* _Set task_
Gather all lines in the entries that include the word "must".

(Saved entries)

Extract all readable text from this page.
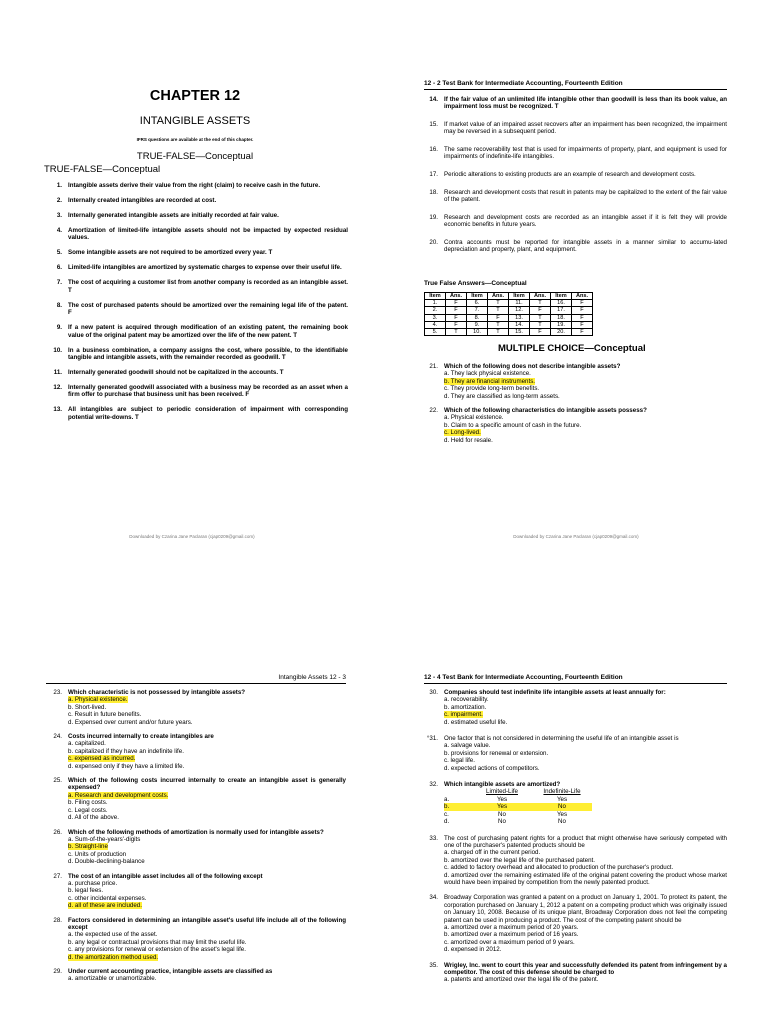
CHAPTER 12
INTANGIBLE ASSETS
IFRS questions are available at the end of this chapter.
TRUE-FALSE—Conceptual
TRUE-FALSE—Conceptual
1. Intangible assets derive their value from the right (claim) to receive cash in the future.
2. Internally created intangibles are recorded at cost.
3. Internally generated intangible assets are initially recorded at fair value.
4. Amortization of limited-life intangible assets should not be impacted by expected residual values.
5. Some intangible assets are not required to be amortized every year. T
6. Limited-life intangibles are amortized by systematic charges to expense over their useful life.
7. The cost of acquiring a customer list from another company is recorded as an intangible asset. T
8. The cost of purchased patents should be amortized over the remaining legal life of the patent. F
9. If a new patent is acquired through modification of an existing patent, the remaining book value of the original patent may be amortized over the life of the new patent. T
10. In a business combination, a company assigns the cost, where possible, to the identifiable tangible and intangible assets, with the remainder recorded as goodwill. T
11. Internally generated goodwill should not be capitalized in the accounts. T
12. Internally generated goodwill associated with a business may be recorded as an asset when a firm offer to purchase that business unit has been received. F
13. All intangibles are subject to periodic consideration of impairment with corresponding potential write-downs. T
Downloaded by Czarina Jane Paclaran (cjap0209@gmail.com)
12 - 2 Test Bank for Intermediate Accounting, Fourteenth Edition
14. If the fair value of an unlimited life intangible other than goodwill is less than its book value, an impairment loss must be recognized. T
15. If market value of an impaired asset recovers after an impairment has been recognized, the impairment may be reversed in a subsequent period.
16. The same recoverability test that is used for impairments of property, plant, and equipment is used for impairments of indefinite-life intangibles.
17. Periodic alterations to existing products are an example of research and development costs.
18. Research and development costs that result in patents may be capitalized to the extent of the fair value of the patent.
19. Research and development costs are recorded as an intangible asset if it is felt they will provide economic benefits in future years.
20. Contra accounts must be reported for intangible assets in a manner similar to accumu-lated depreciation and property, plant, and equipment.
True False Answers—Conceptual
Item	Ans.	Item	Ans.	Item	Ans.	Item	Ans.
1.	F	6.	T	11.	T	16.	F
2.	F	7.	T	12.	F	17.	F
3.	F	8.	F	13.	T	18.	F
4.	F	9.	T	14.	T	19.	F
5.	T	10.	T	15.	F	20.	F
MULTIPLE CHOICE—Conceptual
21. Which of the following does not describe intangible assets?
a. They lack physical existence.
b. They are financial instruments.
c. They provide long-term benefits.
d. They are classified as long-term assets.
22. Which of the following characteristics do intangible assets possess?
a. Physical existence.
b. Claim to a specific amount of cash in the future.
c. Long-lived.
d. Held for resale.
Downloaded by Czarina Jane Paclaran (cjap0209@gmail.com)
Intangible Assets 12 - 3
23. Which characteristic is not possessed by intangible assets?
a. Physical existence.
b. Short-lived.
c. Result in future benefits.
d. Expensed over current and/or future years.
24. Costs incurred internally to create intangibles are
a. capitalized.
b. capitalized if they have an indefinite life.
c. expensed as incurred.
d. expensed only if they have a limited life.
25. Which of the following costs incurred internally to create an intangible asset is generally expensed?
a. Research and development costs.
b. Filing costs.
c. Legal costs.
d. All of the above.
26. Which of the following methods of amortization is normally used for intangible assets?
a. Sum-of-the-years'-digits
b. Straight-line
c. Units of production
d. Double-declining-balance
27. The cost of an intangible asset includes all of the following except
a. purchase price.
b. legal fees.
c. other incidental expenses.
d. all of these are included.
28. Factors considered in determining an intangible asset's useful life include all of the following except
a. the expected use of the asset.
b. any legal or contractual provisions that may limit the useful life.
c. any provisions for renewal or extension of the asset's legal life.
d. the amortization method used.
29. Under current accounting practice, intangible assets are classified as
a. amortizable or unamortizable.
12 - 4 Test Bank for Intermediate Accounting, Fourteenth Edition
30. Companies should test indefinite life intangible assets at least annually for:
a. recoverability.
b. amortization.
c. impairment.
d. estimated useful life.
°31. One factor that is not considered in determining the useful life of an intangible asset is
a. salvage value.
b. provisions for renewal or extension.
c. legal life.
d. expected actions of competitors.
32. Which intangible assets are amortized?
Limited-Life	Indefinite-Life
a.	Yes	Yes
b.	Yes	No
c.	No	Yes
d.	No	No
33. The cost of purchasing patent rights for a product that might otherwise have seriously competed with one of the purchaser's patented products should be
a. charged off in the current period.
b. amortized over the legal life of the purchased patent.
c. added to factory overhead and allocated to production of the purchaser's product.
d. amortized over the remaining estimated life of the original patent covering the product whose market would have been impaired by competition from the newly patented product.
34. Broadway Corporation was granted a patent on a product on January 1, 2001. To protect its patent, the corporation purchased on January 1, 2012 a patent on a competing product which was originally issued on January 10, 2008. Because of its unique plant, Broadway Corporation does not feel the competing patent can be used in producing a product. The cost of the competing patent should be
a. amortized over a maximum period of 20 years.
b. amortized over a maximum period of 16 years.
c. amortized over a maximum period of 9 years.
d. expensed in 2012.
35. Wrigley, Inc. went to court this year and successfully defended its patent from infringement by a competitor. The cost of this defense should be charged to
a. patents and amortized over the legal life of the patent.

--

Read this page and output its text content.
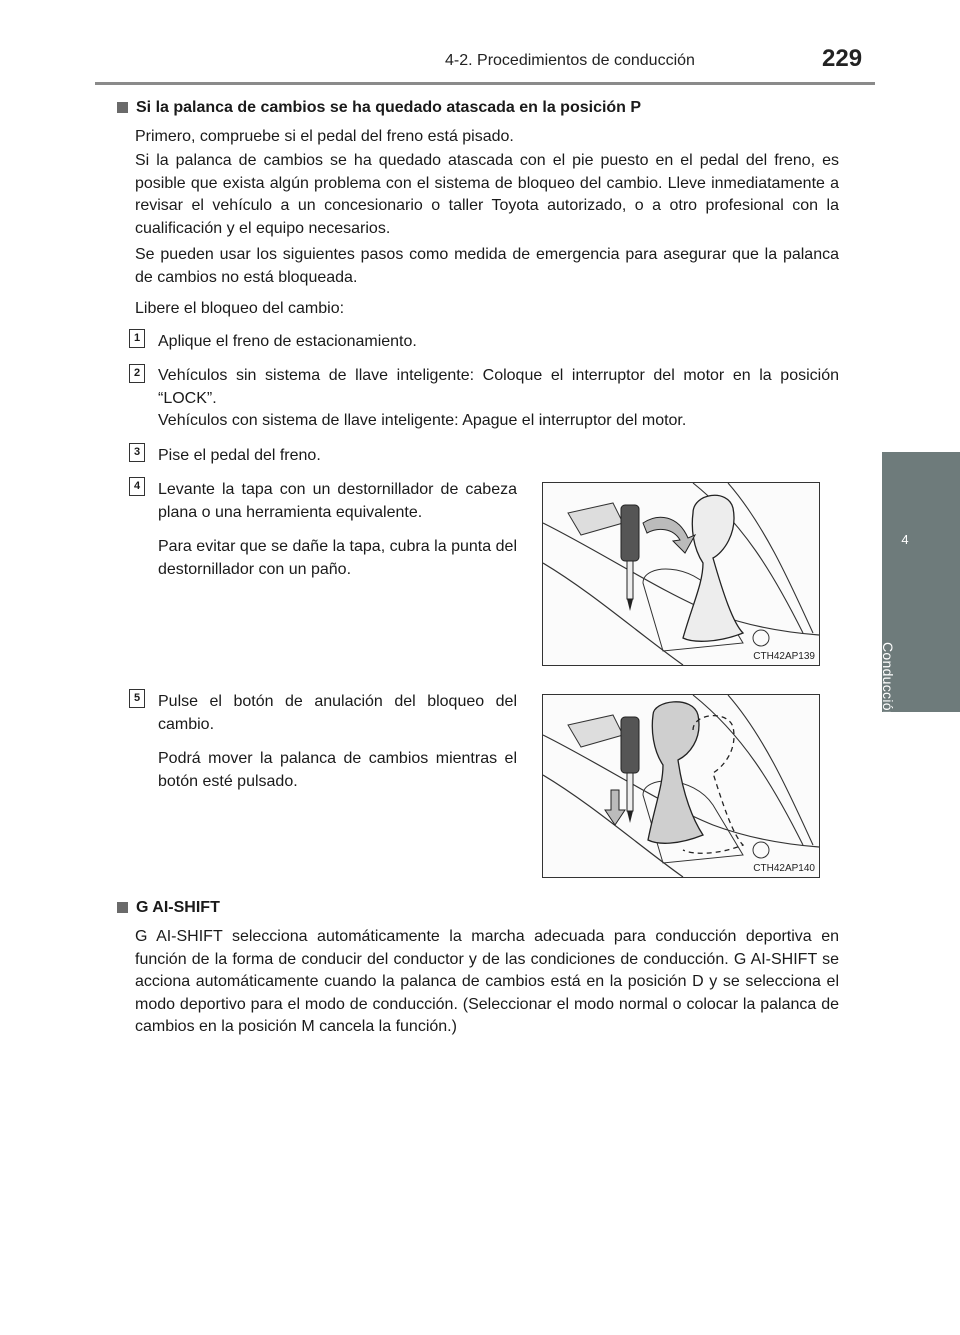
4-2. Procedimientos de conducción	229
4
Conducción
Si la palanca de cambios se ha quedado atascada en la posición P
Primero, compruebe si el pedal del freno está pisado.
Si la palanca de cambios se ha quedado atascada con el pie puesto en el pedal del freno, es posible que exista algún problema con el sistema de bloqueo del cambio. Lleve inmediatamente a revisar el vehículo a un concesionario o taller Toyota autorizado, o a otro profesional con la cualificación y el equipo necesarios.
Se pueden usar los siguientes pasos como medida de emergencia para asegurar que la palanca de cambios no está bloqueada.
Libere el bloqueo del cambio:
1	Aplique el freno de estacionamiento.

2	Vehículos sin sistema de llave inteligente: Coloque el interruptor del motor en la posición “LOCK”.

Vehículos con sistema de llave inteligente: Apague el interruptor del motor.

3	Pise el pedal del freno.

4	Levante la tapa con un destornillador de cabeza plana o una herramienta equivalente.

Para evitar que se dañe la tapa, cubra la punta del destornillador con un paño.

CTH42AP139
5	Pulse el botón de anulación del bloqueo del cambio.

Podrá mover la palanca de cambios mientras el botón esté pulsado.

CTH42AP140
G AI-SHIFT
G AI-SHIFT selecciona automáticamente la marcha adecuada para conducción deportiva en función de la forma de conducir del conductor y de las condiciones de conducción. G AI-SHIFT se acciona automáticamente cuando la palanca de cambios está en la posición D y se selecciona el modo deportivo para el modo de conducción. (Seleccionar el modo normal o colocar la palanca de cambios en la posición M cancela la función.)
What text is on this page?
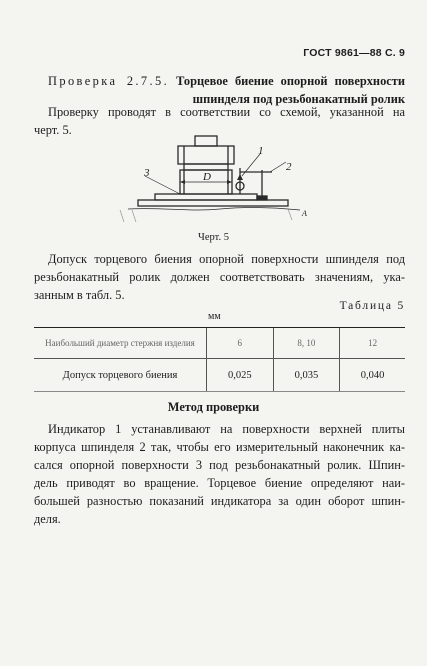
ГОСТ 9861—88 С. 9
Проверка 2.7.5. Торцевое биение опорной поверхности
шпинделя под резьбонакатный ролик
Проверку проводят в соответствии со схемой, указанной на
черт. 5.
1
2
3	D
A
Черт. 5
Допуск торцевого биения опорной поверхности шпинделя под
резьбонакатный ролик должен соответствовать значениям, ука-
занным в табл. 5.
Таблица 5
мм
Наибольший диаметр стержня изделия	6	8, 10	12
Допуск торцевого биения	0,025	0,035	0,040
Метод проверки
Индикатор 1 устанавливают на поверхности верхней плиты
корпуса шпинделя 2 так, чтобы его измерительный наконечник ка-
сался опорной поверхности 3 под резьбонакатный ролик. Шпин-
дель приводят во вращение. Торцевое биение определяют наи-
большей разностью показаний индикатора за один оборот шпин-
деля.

* _Full output_
14. If the fair value of an unlimited life intangible other than goodwill is less than its book value, an impairment loss must be recognized. T
20. Contra accounts must be reported for intangible assets in a manner similar to accumu-lated depreciation and property, plant, and equipment.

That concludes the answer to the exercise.